— start of DATASET EXCERPTS —
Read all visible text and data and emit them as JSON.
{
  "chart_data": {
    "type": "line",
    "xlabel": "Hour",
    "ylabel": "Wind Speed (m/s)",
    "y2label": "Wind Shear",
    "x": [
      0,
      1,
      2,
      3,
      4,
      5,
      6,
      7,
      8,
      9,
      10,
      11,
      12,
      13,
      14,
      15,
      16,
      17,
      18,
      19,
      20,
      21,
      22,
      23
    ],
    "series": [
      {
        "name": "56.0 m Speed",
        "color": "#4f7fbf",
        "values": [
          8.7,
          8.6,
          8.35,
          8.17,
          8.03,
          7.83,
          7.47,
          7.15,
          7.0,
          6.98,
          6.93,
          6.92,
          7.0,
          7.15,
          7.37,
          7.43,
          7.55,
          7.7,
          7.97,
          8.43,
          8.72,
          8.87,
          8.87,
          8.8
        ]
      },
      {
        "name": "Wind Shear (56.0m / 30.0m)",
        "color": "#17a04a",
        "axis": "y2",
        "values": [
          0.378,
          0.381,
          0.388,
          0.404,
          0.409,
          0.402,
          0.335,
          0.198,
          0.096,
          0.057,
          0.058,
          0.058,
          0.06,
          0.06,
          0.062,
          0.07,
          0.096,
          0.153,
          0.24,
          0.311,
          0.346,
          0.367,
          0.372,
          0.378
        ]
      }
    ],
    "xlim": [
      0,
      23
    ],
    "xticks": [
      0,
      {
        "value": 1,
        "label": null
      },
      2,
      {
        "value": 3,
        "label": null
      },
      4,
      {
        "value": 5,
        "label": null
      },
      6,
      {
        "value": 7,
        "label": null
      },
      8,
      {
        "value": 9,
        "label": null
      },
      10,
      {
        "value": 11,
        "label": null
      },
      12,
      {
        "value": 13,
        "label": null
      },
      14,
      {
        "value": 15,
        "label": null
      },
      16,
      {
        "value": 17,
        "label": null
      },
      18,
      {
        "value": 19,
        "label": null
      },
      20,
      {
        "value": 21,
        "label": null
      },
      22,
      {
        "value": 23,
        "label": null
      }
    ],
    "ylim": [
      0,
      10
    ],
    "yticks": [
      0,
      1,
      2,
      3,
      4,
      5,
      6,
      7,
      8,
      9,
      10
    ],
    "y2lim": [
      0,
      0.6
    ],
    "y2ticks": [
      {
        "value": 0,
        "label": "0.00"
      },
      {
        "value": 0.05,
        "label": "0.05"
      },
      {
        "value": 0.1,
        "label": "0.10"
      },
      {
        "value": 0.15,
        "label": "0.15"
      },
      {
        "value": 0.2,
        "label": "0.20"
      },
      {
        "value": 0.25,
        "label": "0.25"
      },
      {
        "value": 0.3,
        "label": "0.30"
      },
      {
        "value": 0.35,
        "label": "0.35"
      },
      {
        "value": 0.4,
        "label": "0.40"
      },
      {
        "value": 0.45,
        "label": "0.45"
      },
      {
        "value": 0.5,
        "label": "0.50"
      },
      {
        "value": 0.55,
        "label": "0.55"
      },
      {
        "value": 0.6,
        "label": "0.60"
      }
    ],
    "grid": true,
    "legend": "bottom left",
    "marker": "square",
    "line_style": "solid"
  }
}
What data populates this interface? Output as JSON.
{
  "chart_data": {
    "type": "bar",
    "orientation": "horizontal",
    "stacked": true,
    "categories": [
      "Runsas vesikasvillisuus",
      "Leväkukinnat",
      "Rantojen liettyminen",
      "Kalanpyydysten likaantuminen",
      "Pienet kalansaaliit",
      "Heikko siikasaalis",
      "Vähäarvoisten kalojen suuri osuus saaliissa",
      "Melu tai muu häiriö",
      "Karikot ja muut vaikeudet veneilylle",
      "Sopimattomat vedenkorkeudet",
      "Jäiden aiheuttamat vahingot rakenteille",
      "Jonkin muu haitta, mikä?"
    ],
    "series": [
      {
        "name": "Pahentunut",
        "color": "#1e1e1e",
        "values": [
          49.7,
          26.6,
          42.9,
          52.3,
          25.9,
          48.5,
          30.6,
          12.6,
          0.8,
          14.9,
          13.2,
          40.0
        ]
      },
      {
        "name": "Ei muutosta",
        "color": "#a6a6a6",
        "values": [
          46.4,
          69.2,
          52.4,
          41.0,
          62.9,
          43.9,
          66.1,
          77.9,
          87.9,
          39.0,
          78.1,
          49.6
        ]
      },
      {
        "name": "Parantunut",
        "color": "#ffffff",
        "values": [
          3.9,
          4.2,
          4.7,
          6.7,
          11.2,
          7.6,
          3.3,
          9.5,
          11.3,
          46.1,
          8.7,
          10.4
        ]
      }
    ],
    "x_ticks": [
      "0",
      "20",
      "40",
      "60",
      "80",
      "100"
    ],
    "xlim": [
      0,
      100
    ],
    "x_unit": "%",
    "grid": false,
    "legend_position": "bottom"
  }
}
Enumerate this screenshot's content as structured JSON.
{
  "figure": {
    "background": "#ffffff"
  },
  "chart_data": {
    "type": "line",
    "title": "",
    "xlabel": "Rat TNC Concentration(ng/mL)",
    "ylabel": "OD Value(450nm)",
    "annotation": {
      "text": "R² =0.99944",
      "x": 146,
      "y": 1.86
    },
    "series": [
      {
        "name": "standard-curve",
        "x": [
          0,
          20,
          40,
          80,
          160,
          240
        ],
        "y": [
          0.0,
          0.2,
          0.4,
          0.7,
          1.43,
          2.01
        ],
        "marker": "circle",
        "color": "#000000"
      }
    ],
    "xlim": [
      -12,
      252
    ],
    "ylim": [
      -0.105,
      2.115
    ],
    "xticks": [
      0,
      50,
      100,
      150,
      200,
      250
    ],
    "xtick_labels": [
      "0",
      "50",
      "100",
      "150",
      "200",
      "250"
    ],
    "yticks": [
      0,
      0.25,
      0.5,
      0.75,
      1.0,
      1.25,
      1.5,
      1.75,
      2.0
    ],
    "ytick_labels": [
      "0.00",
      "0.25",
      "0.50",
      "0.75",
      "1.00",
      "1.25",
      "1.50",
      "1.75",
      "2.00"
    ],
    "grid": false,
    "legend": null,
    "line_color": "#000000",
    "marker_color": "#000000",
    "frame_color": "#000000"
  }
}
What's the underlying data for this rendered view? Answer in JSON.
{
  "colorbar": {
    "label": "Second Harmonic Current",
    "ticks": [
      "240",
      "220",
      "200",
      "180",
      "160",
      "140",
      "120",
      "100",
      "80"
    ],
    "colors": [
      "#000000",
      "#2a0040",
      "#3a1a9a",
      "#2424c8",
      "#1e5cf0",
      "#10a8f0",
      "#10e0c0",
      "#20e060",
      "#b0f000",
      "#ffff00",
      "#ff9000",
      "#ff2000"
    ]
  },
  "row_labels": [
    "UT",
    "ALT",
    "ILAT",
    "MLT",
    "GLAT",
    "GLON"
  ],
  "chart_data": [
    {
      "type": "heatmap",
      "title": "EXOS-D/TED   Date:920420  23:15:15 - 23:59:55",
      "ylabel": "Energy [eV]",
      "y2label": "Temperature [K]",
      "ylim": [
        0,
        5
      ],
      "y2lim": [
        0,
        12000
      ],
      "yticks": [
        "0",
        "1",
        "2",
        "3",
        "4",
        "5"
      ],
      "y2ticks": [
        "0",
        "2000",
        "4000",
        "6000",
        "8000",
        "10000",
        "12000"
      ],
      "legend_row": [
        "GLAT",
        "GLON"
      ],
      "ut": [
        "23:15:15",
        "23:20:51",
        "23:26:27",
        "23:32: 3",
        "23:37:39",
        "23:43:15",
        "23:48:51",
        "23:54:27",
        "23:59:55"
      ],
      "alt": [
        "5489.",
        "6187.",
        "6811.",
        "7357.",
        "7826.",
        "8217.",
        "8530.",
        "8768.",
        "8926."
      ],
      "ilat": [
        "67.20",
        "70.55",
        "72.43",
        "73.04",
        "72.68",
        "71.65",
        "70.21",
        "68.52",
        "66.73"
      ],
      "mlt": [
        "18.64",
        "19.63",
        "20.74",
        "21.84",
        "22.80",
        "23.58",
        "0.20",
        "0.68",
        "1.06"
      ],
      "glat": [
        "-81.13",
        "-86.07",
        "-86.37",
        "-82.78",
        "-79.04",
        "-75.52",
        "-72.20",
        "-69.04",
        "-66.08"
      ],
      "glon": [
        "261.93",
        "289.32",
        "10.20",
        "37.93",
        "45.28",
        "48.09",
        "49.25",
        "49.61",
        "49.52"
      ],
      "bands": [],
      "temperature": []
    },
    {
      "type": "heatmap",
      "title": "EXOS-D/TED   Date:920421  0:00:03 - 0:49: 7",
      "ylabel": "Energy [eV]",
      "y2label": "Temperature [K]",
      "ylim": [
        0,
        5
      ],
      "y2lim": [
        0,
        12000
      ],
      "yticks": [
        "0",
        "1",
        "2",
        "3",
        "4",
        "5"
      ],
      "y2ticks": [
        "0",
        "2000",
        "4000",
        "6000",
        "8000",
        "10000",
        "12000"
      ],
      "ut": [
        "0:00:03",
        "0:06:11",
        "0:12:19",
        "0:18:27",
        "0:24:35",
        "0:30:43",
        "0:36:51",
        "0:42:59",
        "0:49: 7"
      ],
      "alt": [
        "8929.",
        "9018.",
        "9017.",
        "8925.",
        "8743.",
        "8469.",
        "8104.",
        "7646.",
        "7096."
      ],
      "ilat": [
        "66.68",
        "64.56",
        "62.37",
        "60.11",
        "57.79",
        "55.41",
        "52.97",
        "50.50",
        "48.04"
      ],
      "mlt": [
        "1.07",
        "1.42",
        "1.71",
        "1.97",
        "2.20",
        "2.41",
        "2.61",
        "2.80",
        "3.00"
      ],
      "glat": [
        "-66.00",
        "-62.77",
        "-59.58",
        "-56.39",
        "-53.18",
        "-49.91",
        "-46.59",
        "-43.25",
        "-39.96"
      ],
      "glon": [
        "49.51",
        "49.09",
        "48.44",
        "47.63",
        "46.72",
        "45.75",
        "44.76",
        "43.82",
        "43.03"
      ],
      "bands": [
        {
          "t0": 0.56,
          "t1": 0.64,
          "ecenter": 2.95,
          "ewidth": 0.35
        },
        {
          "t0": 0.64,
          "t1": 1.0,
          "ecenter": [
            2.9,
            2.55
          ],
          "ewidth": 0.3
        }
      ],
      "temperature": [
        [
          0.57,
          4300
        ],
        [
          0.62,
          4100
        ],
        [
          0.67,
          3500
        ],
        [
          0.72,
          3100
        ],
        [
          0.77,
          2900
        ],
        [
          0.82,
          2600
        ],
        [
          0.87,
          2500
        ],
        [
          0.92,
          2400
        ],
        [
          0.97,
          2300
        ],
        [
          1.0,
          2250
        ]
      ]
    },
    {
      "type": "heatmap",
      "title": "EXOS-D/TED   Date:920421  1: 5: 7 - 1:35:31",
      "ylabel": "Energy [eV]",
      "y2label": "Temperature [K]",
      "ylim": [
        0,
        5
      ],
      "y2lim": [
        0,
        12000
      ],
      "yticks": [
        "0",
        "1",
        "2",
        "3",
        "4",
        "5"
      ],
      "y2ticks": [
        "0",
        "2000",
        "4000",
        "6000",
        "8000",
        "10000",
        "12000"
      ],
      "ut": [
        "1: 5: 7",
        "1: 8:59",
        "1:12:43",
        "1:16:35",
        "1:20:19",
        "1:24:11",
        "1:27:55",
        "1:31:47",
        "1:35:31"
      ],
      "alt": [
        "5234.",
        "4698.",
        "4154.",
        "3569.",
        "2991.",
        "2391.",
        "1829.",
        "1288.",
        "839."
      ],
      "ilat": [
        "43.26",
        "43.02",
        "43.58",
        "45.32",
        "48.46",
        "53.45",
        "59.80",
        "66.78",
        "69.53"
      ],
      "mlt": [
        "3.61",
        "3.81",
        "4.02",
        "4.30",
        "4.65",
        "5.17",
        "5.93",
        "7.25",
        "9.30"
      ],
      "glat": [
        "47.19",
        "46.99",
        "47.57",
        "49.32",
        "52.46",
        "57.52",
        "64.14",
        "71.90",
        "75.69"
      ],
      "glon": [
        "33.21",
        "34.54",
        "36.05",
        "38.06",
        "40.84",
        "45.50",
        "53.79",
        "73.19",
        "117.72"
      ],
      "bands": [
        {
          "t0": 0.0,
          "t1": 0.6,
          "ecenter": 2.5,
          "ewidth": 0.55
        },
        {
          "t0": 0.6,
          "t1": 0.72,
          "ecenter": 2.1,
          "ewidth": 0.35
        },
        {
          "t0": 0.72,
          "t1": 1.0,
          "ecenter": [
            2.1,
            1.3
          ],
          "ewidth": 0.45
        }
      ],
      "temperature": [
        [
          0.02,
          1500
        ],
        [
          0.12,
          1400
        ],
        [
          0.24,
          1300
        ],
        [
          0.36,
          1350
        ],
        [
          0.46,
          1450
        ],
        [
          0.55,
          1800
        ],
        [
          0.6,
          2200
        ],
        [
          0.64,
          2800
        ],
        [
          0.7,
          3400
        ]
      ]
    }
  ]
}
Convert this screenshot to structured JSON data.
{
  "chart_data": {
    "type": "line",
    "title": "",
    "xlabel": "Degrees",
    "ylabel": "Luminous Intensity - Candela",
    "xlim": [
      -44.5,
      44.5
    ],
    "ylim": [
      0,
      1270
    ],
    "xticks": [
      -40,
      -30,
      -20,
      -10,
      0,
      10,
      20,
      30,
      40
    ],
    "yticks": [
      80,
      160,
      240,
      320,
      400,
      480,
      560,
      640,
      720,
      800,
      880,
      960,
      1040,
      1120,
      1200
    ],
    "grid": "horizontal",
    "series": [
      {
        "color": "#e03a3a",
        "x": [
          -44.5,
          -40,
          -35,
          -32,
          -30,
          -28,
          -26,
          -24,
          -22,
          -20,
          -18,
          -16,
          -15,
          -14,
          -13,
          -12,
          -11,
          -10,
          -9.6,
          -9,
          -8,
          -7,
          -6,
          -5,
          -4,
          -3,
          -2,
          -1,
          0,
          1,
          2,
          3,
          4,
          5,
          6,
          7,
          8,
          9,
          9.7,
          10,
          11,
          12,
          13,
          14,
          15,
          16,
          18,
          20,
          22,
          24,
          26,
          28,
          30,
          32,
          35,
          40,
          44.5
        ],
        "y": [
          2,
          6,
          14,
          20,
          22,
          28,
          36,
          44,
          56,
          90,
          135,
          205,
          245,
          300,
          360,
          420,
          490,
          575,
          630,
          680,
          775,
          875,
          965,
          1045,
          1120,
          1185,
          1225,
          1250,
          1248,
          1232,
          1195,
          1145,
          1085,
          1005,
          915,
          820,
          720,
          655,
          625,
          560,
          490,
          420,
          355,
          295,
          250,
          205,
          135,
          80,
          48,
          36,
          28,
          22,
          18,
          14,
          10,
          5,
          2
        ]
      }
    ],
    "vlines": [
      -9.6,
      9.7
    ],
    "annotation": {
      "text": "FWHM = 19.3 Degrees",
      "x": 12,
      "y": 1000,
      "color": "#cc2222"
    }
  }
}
— end of DATASET EXCERPTS —
Pick out the lines above containing the word "Speed", then copy them.

    "ylabel": "Wind Speed (m/s)",
        "name": "56.0 m Speed",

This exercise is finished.